▶ _Task directions_: Search the material below for the word "structured". Copy every line that has it.

Extracted records:

— begin —

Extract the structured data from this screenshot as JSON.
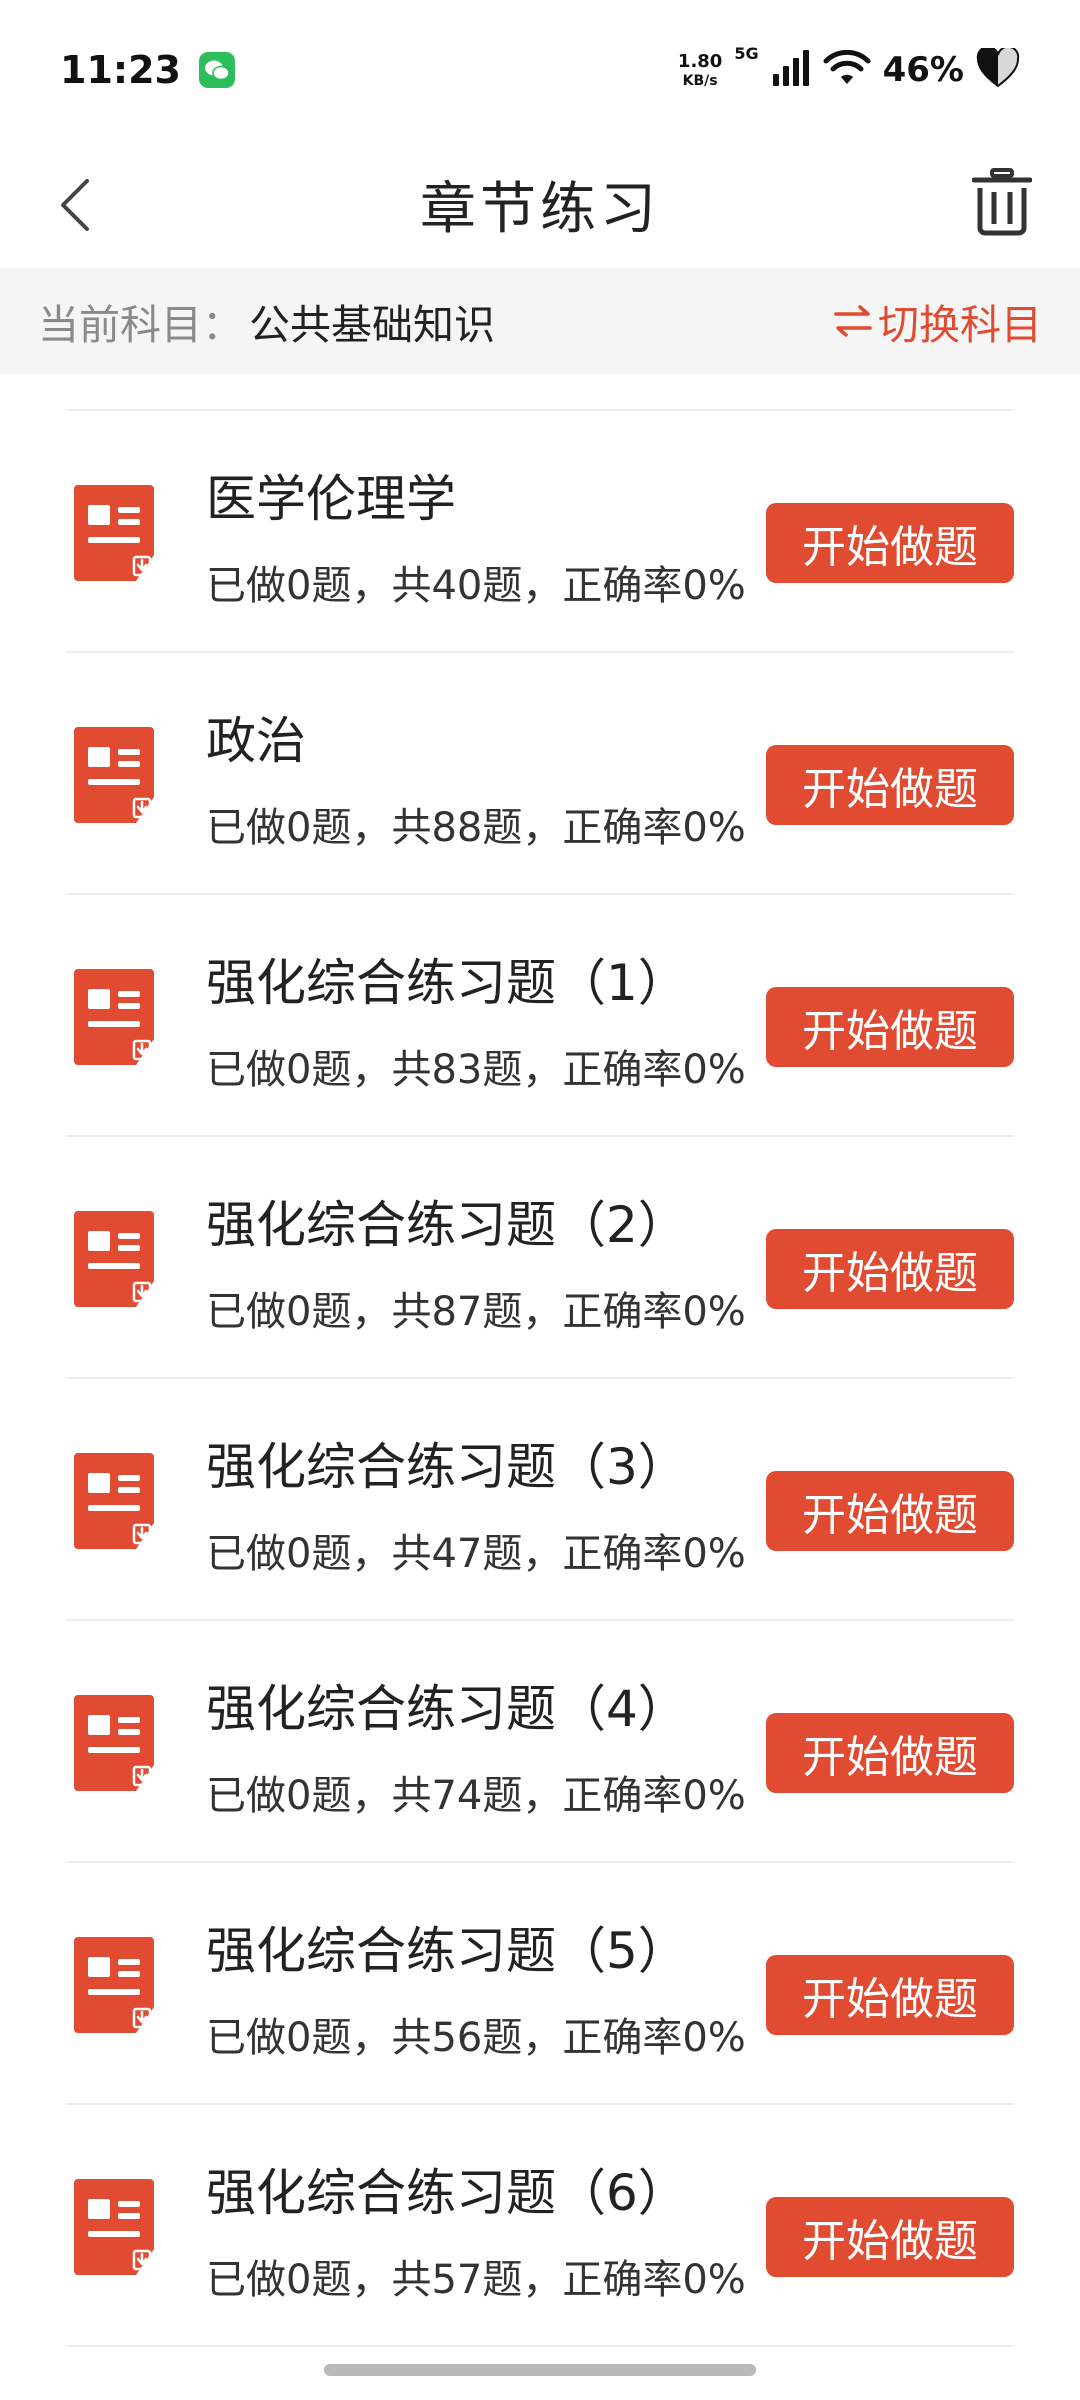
{
  "status_bar": {
    "time": "11:23",
    "net_speed_value": "1.80",
    "net_speed_unit": "KB/s",
    "signal_label": "5G",
    "battery": "46%"
  },
  "header": {
    "title": "章节练习"
  },
  "subject_bar": {
    "label": "当前科目：",
    "value": "公共基础知识",
    "switch_label": "切换科目"
  },
  "colors": {
    "accent": "#e04b32",
    "subject_bg": "#f5f5f5",
    "divider": "#eeeeee"
  },
  "start_label": "开始做题",
  "chapters": [
    {
      "title": "医学伦理学",
      "stats": "已做0题，共40题，正确率0%"
    },
    {
      "title": "政治",
      "stats": "已做0题，共88题，正确率0%"
    },
    {
      "title": "强化综合练习题（1）",
      "stats": "已做0题，共83题，正确率0%"
    },
    {
      "title": "强化综合练习题（2）",
      "stats": "已做0题，共87题，正确率0%"
    },
    {
      "title": "强化综合练习题（3）",
      "stats": "已做0题，共47题，正确率0%"
    },
    {
      "title": "强化综合练习题（4）",
      "stats": "已做0题，共74题，正确率0%"
    },
    {
      "title": "强化综合练习题（5）",
      "stats": "已做0题，共56题，正确率0%"
    },
    {
      "title": "强化综合练习题（6）",
      "stats": "已做0题，共57题，正确率0%"
    }
  ]
}
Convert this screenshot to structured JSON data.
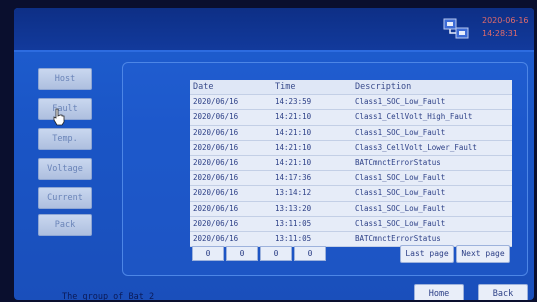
{
  "status": {
    "datetime_line1": "2020-06-16",
    "datetime_line2": "14:28:31"
  },
  "sidebar": {
    "items": [
      {
        "label": "Host"
      },
      {
        "label": "Fault"
      },
      {
        "label": "Temp."
      },
      {
        "label": "Voltage"
      },
      {
        "label": "Current"
      },
      {
        "label": "Pack"
      }
    ]
  },
  "table": {
    "headers": [
      "Date",
      "Time",
      "Description"
    ],
    "rows": [
      [
        "2020/06/16",
        "14:23:59",
        "Class1_SOC_Low_Fault"
      ],
      [
        "2020/06/16",
        "14:21:10",
        "Class1_CellVolt_High_Fault"
      ],
      [
        "2020/06/16",
        "14:21:10",
        "Class1_SOC_Low_Fault"
      ],
      [
        "2020/06/16",
        "14:21:10",
        "Class3_CellVolt_Lower_Fault"
      ],
      [
        "2020/06/16",
        "14:21:10",
        "BATCmnctErrorStatus"
      ],
      [
        "2020/06/16",
        "14:17:36",
        "Class1_SOC_Low_Fault"
      ],
      [
        "2020/06/16",
        "13:14:12",
        "Class1_SOC_Low_Fault"
      ],
      [
        "2020/06/16",
        "13:13:20",
        "Class1_SOC_Low_Fault"
      ],
      [
        "2020/06/16",
        "13:11:05",
        "Class1_SOC_Low_Fault"
      ],
      [
        "2020/06/16",
        "13:11:05",
        "BATCmnctErrorStatus"
      ]
    ]
  },
  "pagination": {
    "fields": [
      "0",
      "0",
      "0",
      "0"
    ],
    "last_page": "Last page",
    "next_page": "Next page"
  },
  "footer": {
    "text": "The group of Bat 2",
    "home": "Home",
    "back": "Back"
  },
  "icons": {
    "status": "network-status-icon",
    "cursor": "hand-pointer-icon"
  },
  "colors": {
    "background": "#1a55c6",
    "topbar": "#0d2f86",
    "button": "#c9d7ef",
    "datetime": "#e06b6b",
    "table": "#e6ecf8"
  }
}
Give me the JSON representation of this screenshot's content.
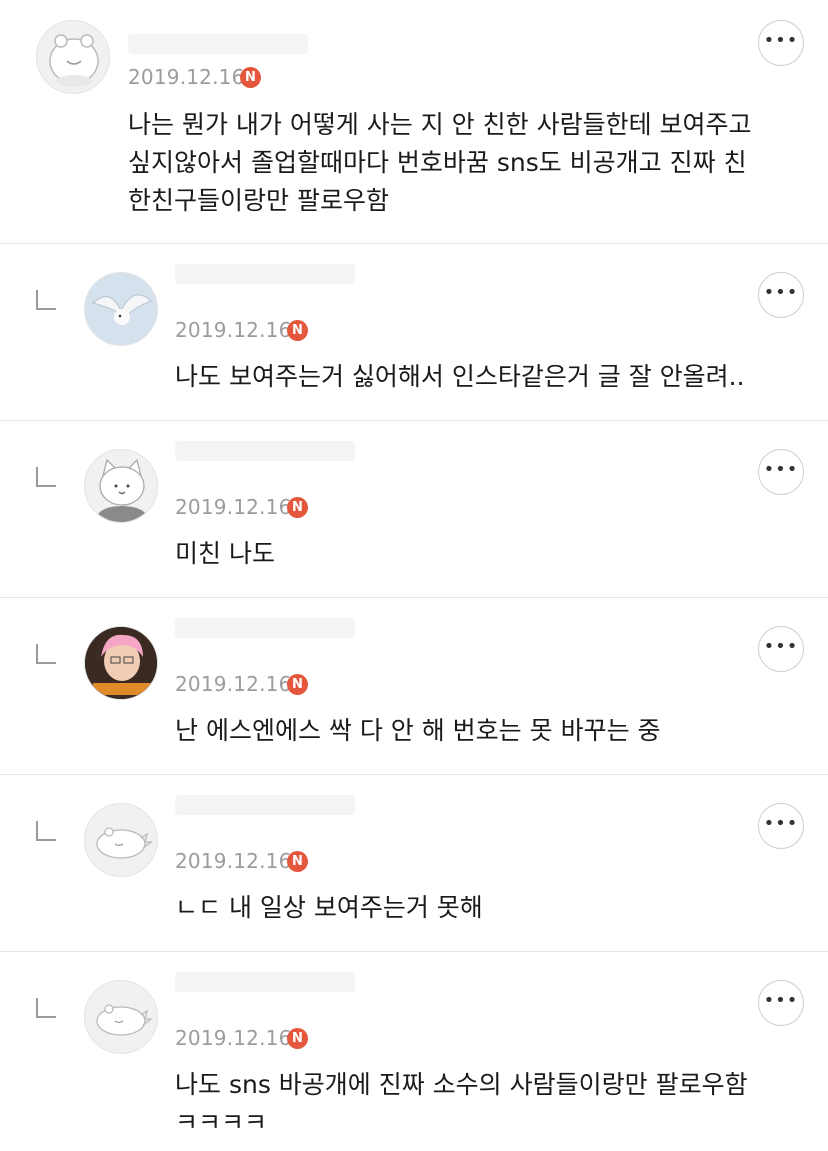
{
  "comments": [
    {
      "date": "2019.12.16",
      "badge": "N",
      "more": "•••",
      "text_lines": [
        "나는 뭔가 내가 어떻게 사는 지 안 친한 사람들한테 보여주고",
        "싶지않아서 졸업할때마다 번호바꿈 sns도 비공개고 진짜 친",
        "한친구들이랑만 팔로우함"
      ]
    },
    {
      "date": "2019.12.16",
      "badge": "N",
      "more": "•••",
      "text_lines": [
        "나도 보여주는거 싫어해서 인스타같은거 글 잘 안올려.."
      ]
    },
    {
      "date": "2019.12.16",
      "badge": "N",
      "more": "•••",
      "text_lines": [
        "미친 나도"
      ]
    },
    {
      "date": "2019.12.16",
      "badge": "N",
      "more": "•••",
      "text_lines": [
        "난 에스엔에스 싹 다 안 해 번호는 못 바꾸는 중"
      ]
    },
    {
      "date": "2019.12.16",
      "badge": "N",
      "more": "•••",
      "text_lines": [
        "ㄴㄷ 내 일상 보여주는거 못해"
      ]
    },
    {
      "date": "2019.12.16",
      "badge": "N",
      "more": "•••",
      "text_lines": [
        "나도 sns 바공개에 진짜 소수의 사람들이랑만 팔로우함",
        "ㅋㅋㅋㅋ"
      ]
    }
  ],
  "avatars": [
    "hamster-avatar",
    "bird-photo-avatar",
    "cat-avatar",
    "pink-hair-photo-avatar",
    "hamster-avatar",
    "hamster-avatar"
  ]
}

— end —

▶ _Written reply_:
Extract the structured data from this screenshot as JSON.
Convert this screenshot to structured JSON data.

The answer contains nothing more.